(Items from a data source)
........

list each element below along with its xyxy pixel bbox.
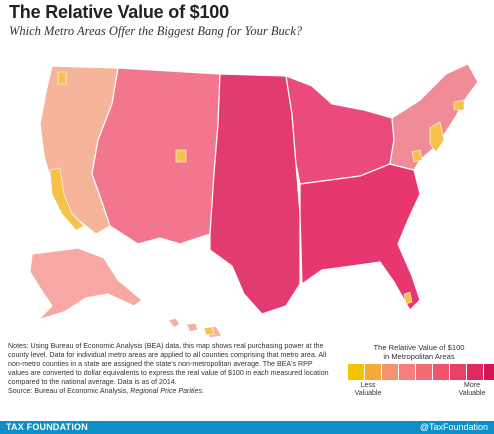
footer-bar: TAX FOUNDATION @TaxFoundation [0,421,494,434]
legend-color-scale [348,364,494,380]
region-plains [209,73,301,315]
metro-new-york [429,121,445,153]
legend-swatch-2 [365,364,381,380]
region-south [299,163,421,311]
legend-title-line1: The Relative Value of $100 [373,343,465,352]
legend-title-line2: in Metropolitan Areas [383,352,455,361]
legend-swatch-4 [399,364,415,380]
metro-boston [453,99,465,111]
metro-denver [175,149,187,163]
source-title: Regional Price Parities. [130,386,204,395]
map-title: The Relative Value of $100 [9,2,229,22]
footer-brand: TAX FOUNDATION [6,422,88,432]
us-county-map [29,63,479,339]
legend-swatch-9 [484,364,494,380]
legend-swatch-3 [382,364,398,380]
metro-seattle [57,71,67,85]
source-line: Source: Bureau of Economic Analysis, Reg… [8,387,330,396]
footer-handle: @TaxFoundation [419,422,488,432]
notes-text: Notes: Using Bureau of Economic Analysis… [8,342,329,386]
map-notes: Notes: Using Bureau of Economic Analysis… [8,342,330,395]
legend-swatch-6 [433,364,449,380]
legend-swatch-1 [348,364,364,380]
legend-swatch-8 [467,364,483,380]
metro-coastal-california [49,167,85,231]
legend-high-label: More Valuable [458,382,486,397]
map-subtitle: Which Metro Areas Offer the Biggest Bang… [9,24,303,38]
region-hawaii [166,317,223,339]
legend-title: The Relative Value of $100 in Metropolit… [346,343,492,361]
region-midwest [285,75,395,185]
metro-hawaii [203,326,215,336]
high-cost-metros [49,71,465,336]
source-prefix: Source: Bureau of Economic Analysis, [8,386,131,395]
legend-low-label: Less Valuable [354,382,382,397]
region-alaska [29,247,143,321]
legend-swatch-7 [450,364,466,380]
metro-miami [403,291,413,305]
region-northeast [389,63,479,171]
legend-swatch-5 [416,364,432,380]
metro-dc-baltimore [411,149,423,163]
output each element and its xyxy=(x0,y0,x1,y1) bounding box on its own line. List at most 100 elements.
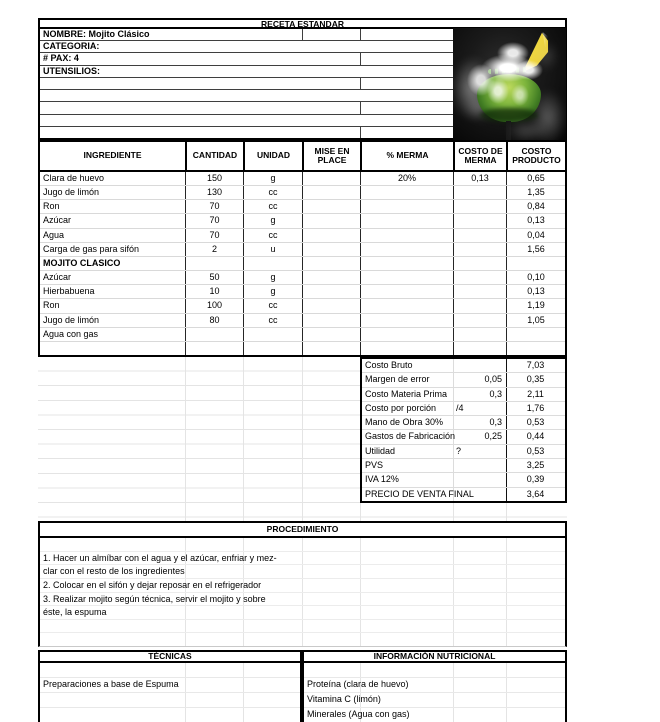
info-label xyxy=(40,127,302,138)
cell-ingrediente: Agua con gas xyxy=(43,328,99,339)
cell-mise xyxy=(302,256,360,271)
cost-value2: 0,35 xyxy=(526,374,545,385)
cell-unidad: cc xyxy=(243,228,302,242)
info-cell xyxy=(302,115,360,126)
cell-cantidad: 100 xyxy=(185,299,243,313)
tecnicas-row xyxy=(40,708,300,722)
info-cell xyxy=(302,78,360,89)
cell-ingrediente: Ron xyxy=(43,201,60,212)
cell-costo-merma: 0,13 xyxy=(453,172,506,186)
cell-unidad: u xyxy=(243,242,302,256)
info-cell xyxy=(360,90,453,101)
ingredient-table-header: INGREDIENTE CANTIDAD UNIDAD MISE EN PLAC… xyxy=(40,142,565,172)
info-cell xyxy=(302,53,360,64)
info-cell xyxy=(360,53,453,65)
cost-row: Costo Materia Prima 0,3 2,11 xyxy=(362,388,565,402)
column-header-mise-en-place: MISE EN PLACE xyxy=(302,142,360,170)
info-cell xyxy=(360,77,453,90)
cost-summary-box: Costo Bruto 7,03 Margen de error 0,05 0,… xyxy=(360,357,567,503)
info-cell xyxy=(360,115,453,126)
cost-label: Gastos de Fabricación xyxy=(365,431,456,442)
ingredient-row: Jugo de limón 130 cc 1,35 xyxy=(40,186,565,201)
cell-ingrediente: Hierbabuena xyxy=(43,286,95,297)
cell-costo-producto: 0,65 xyxy=(506,172,565,186)
cost-row: Gastos de Fabricación 0,25 0,44 xyxy=(362,430,565,445)
ingredient-row: Ron 70 cc 0,84 xyxy=(40,200,565,215)
info-cell xyxy=(302,90,360,101)
cell-merma xyxy=(360,256,453,271)
cell-unidad: g xyxy=(243,285,302,299)
cost-row: PVS 3,25 xyxy=(362,459,565,474)
cell-costo-merma xyxy=(453,285,506,299)
cost-row: Margen de error 0,05 0,35 xyxy=(362,373,565,388)
cell-unidad: g xyxy=(243,214,302,228)
column-header-merma: % MERMA xyxy=(360,142,453,170)
cell-merma xyxy=(360,327,453,341)
tecnicas-box: Preparaciones a base de Espuma xyxy=(38,663,302,722)
cell-merma xyxy=(360,299,453,313)
cell-costo-producto: 1,19 xyxy=(506,299,565,313)
cost-factor: ? xyxy=(456,445,462,456)
cell-costo-producto: 0,84 xyxy=(506,200,565,214)
info-cell xyxy=(360,66,453,77)
cost-row: Utilidad ? 0,53 xyxy=(362,445,565,460)
column-header-ingrediente: INGREDIENTE xyxy=(83,150,142,161)
ingredient-row: Carga de gas para sifón 2 u 1,56 xyxy=(40,242,565,257)
cost-row: Mano de Obra 30% 0,3 0,53 xyxy=(362,416,565,431)
cell-merma: 20% xyxy=(360,172,453,186)
info-row-categoria: CATEGORIA: xyxy=(40,41,565,54)
cell-cantidad: 50 xyxy=(185,271,243,285)
ingredient-row xyxy=(40,341,565,356)
info-label: NOMBRE: Mojito Clásico xyxy=(43,29,150,39)
info-cell xyxy=(302,127,360,138)
info-label: UTENSILIOS: xyxy=(43,65,101,76)
cell-mise xyxy=(302,186,360,200)
cell-mise xyxy=(302,341,360,356)
cell-unidad: cc xyxy=(243,200,302,214)
cell-costo-producto xyxy=(506,256,565,271)
info-row-empty xyxy=(40,102,565,115)
cell-merma xyxy=(360,228,453,242)
info-label: # PAX: 4 xyxy=(43,53,79,64)
cell-costo-producto: 0,13 xyxy=(506,285,565,299)
cell-mise xyxy=(302,200,360,214)
cost-value2: 0,39 xyxy=(526,474,545,485)
cost-row: IVA 12% 0,39 xyxy=(362,473,565,488)
info-cell xyxy=(360,126,453,138)
cell-costo-merma xyxy=(453,313,506,327)
cell-cantidad: 70 xyxy=(185,228,243,242)
cost-label: Margen de error xyxy=(365,374,430,385)
ingredient-table-body: Clara de huevo 150 g 20% 0,13 0,65 Jugo … xyxy=(40,172,565,356)
cost-label: PVS xyxy=(365,460,384,471)
cost-value2: 0,53 xyxy=(526,417,545,428)
cost-value1 xyxy=(453,488,506,501)
cell-costo-producto: 1,05 xyxy=(506,313,565,327)
cell-ingrediente: Jugo de limón xyxy=(43,187,100,198)
foam-spill xyxy=(487,78,509,104)
cell-merma xyxy=(360,214,453,228)
column-header-unidad: UNIDAD xyxy=(243,142,302,170)
cost-value2: 3,25 xyxy=(526,460,545,471)
cell-ingrediente: Azúcar xyxy=(43,215,72,226)
info-cell xyxy=(302,66,360,77)
cell-cantidad: 10 xyxy=(185,285,243,299)
nutricional-row xyxy=(304,663,565,678)
info-row-utensilios: UTENSILIOS: xyxy=(40,66,565,78)
info-label xyxy=(40,90,302,101)
cell-unidad xyxy=(243,256,302,271)
info-cell xyxy=(360,41,453,52)
cost-label: IVA 12% xyxy=(365,474,399,485)
foam-cloud xyxy=(497,42,529,64)
info-label xyxy=(40,102,302,113)
ingredient-row: Clara de huevo 150 g 20% 0,13 0,65 xyxy=(40,172,565,187)
cell-costo-merma xyxy=(453,341,506,356)
procedure-box: 1. Hacer un almíbar con el agua y el azú… xyxy=(38,538,567,647)
cell-cantidad: 80 xyxy=(185,313,243,327)
cell-mise xyxy=(302,313,360,327)
column-header-cantidad: CANTIDAD xyxy=(185,142,243,170)
cost-label: Mano de Obra 30% xyxy=(365,417,444,428)
cell-merma xyxy=(360,313,453,327)
cell-mise xyxy=(302,285,360,299)
cost-value1 xyxy=(453,459,506,472)
cell-merma xyxy=(360,271,453,285)
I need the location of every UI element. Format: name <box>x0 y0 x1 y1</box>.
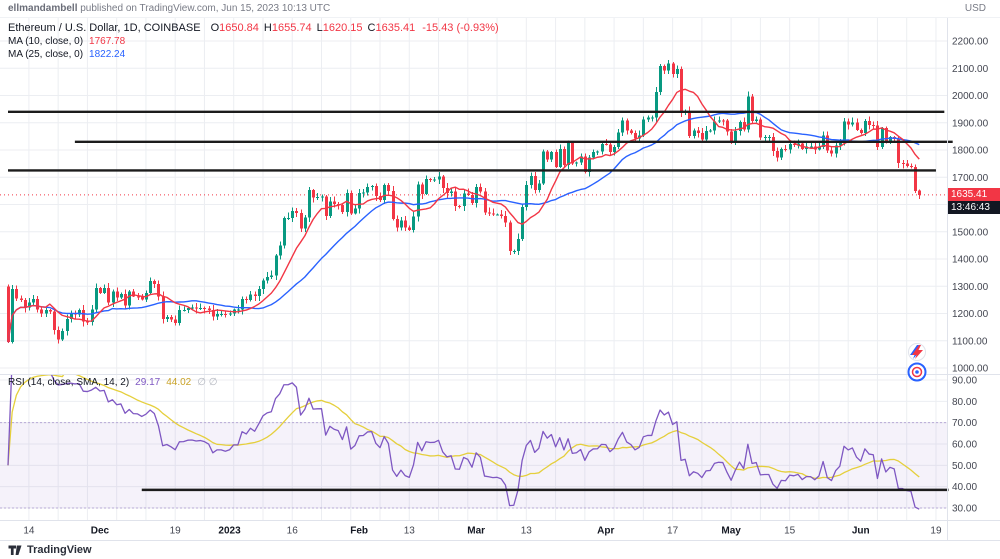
svg-text:13: 13 <box>521 526 533 537</box>
candles <box>7 60 921 344</box>
price-axis-currency-label[interactable]: USD <box>964 3 986 14</box>
ma25-row[interactable]: MA (25, close, 0) 1822.24 <box>8 48 499 60</box>
rsi-band <box>0 422 947 508</box>
svg-text:19: 19 <box>930 526 942 537</box>
svg-text:1000.00: 1000.00 <box>952 364 989 375</box>
ma10-row[interactable]: MA (10, close, 0) 1767.78 <box>8 35 499 47</box>
bullseye-reaction-icon[interactable] <box>907 362 927 382</box>
svg-text:17: 17 <box>667 526 679 537</box>
svg-text:1700.00: 1700.00 <box>952 173 989 184</box>
svg-text:30.00: 30.00 <box>952 504 977 515</box>
svg-text:14: 14 <box>23 526 35 537</box>
ma25-label: MA (25, close, 0) <box>8 48 84 60</box>
svg-text:15: 15 <box>784 526 796 537</box>
rsi-ma-line <box>7 375 920 479</box>
time-axis[interactable]: 14 Dec 19 2023 16 Feb 13 Mar 13 Apr 17 May 15 Jun 19 <box>23 526 942 537</box>
symbol-title[interactable]: Ethereum / U.S. Dollar, 1D, COINBASE <box>8 21 201 34</box>
svg-text:80.00: 80.00 <box>952 397 977 408</box>
svg-text:May: May <box>721 526 741 537</box>
rsi-line <box>7 375 920 510</box>
ma10-line <box>7 88 920 343</box>
publish-info-text: published on TradingView.com, Jun 15, 20… <box>77 3 331 14</box>
svg-text:2000.00: 2000.00 <box>952 91 989 102</box>
rsi-label: RSI (14, close, SMA, 14, 2) <box>8 377 130 388</box>
svg-text:70.00: 70.00 <box>952 418 977 429</box>
ma10-label: MA (10, close, 0) <box>8 35 84 47</box>
topbar: ellmandambell published on TradingView.c… <box>0 0 1000 18</box>
rsi-extra-values: ∅ ∅ <box>197 377 218 388</box>
svg-text:Feb: Feb <box>350 526 368 537</box>
main-legend: Ethereum / U.S. Dollar, 1D, COINBASE O16… <box>8 21 499 60</box>
svg-text:Dec: Dec <box>91 526 110 537</box>
rsi-value: 29.17 <box>135 377 161 388</box>
last-price-axis-label: 1635.41 <box>948 188 1000 201</box>
price-axis[interactable]: 1000.00 1100.00 1200.00 1300.00 1400.00 1500.… <box>952 37 989 515</box>
svg-text:1400.00: 1400.00 <box>952 255 989 266</box>
svg-text:Apr: Apr <box>597 526 614 537</box>
svg-text:1200.00: 1200.00 <box>952 309 989 320</box>
symbol-row: Ethereum / U.S. Dollar, 1D, COINBASE O16… <box>8 21 499 34</box>
lightning-reaction-icon[interactable] <box>908 343 926 361</box>
tradingview-logo-text[interactable]: TradingView <box>27 544 92 556</box>
svg-text:40.00: 40.00 <box>952 482 977 493</box>
svg-text:1300.00: 1300.00 <box>952 282 989 293</box>
publish-info: ellmandambell published on TradingView.c… <box>8 3 330 14</box>
change-value: -15.43 (-0.93%) <box>422 21 499 34</box>
svg-text:Jun: Jun <box>852 526 870 537</box>
ma25-line <box>7 111 920 343</box>
svg-text:13: 13 <box>404 526 416 537</box>
footer: TradingView <box>0 540 1000 559</box>
svg-text:2200.00: 2200.00 <box>952 37 989 48</box>
svg-text:1100.00: 1100.00 <box>952 336 988 347</box>
rsi-ma-value: 44.02 <box>166 377 192 388</box>
tradingview-logo-icon[interactable] <box>8 544 22 557</box>
svg-text:1500.00: 1500.00 <box>952 227 989 238</box>
svg-text:16: 16 <box>287 526 299 537</box>
svg-text:19: 19 <box>170 526 182 537</box>
low-value: L1620.15 <box>316 21 363 34</box>
svg-text:Mar: Mar <box>467 526 485 537</box>
svg-text:2100.00: 2100.00 <box>952 64 989 75</box>
svg-text:90.00: 90.00 <box>952 376 977 387</box>
svg-text:50.00: 50.00 <box>952 461 977 472</box>
svg-text:2023: 2023 <box>218 526 241 537</box>
close-value: C1635.41 <box>367 21 416 34</box>
open-value: O1650.84 <box>210 21 259 34</box>
svg-text:60.00: 60.00 <box>952 440 977 451</box>
bar-close-countdown: 13:46:43 <box>948 201 1000 214</box>
rsi-legend[interactable]: RSI (14, close, SMA, 14, 2) 29.17 44.02 … <box>8 377 217 388</box>
ma10-value: 1767.78 <box>89 35 126 47</box>
svg-text:1800.00: 1800.00 <box>952 146 989 157</box>
high-value: H1655.74 <box>263 21 312 34</box>
ma25-value: 1822.24 <box>89 48 126 60</box>
svg-text:1900.00: 1900.00 <box>952 118 989 129</box>
publisher-username[interactable]: ellmandambell <box>8 3 78 14</box>
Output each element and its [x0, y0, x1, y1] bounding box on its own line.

........

## EXERCISE
Print the lines above exactly as they appear, from the line containing "footer-bar: TAX FOUNDATION" through the line containing "source-prefix: Source: Bureau", inclusive.

## FINAL ANSWER
footer-bar: TAX FOUNDATION @TaxFoundation [0,421,494,434]
legend-color-scale [348,364,494,380]
region-plains [209,73,301,315]
metro-new-york [429,121,445,153]
legend-swatch-2 [365,364,381,380]
region-south [299,163,421,311]
legend-title-line1: The Relative Value of $100 [373,343,465,352]
legend-title-line2: in Metropolitan Areas [383,352,455,361]
legend-swatch-4 [399,364,415,380]
metro-boston [453,99,465,111]
metro-denver [175,149,187,163]
source-title: Regional Price Parities. [130,386,204,395]
map-title: The Relative Value of $100 [9,2,229,22]
footer-brand: TAX FOUNDATION [6,422,88,432]
us-county-map [29,63,479,339]
legend-swatch-9 [484,364,494,380]
legend-swatch-3 [382,364,398,380]
metro-seattle [57,71,67,85]
source-line: Source: Bureau of Economic Analysis, Reg… [8,387,330,396]
footer-handle: @TaxFoundation [419,422,488,432]
notes-text: Notes: Using Bureau of Economic Analysis… [8,342,329,386]
map-notes: Notes: Using Bureau of Economic Analysis… [8,342,330,395]
legend-swatch-6 [433,364,449,380]
legend-swatch-1 [348,364,364,380]
legend-swatch-8 [467,364,483,380]
metro-coastal-california [49,167,85,231]
legend-high-label: More Valuable [458,382,486,397]
map-subtitle: Which Metro Areas Offer the Biggest Bang… [9,24,303,38]
region-hawaii [166,317,223,339]
legend-title: The Relative Value of $100 in Metropolit… [346,343,492,361]
region-midwest [285,75,395,185]
metro-hawaii [203,326,215,336]
high-cost-metros [49,71,465,336]
source-prefix: Source: Bureau of Economic Analysis, [8,386,131,395]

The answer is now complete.